* start *

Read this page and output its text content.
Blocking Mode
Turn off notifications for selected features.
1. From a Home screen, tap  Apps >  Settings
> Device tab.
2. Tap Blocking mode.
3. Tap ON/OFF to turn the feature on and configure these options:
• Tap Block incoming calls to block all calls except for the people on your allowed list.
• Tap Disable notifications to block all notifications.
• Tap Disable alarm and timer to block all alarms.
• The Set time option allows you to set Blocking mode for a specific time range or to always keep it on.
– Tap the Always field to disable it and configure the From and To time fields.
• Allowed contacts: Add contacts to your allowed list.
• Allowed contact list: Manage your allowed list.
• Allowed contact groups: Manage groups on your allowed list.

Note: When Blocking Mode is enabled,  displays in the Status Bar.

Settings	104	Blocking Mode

* end *

→ Given exercise:
Reproduce the listing above word for word.

→ Output of the task:
Read this page and output its text content.
Blocking Mode
Turn off notifications for selected features.
1. From a Home screen, tap  Apps >  Settings
> Device tab.
2. Tap Blocking mode.
3. Tap ON/OFF to turn the feature on and configure these options:
• Tap Block incoming calls to block all calls except for the people on your allowed list.
• Tap Disable notifications to block all notifications.
• Tap Disable alarm and timer to block all alarms.
• The Set time option allows you to set Blocking mode for a specific time range or to always keep it on.
– Tap the Always field to disable it and configure the From and To time fields.
• Allowed contacts: Add contacts to your allowed list.
• Allowed contact list: Manage your allowed list.
• Allowed contact groups: Manage groups on your allowed list.

Note: When Blocking Mode is enabled,  displays in the Status Bar.

Settings	104	Blocking Mode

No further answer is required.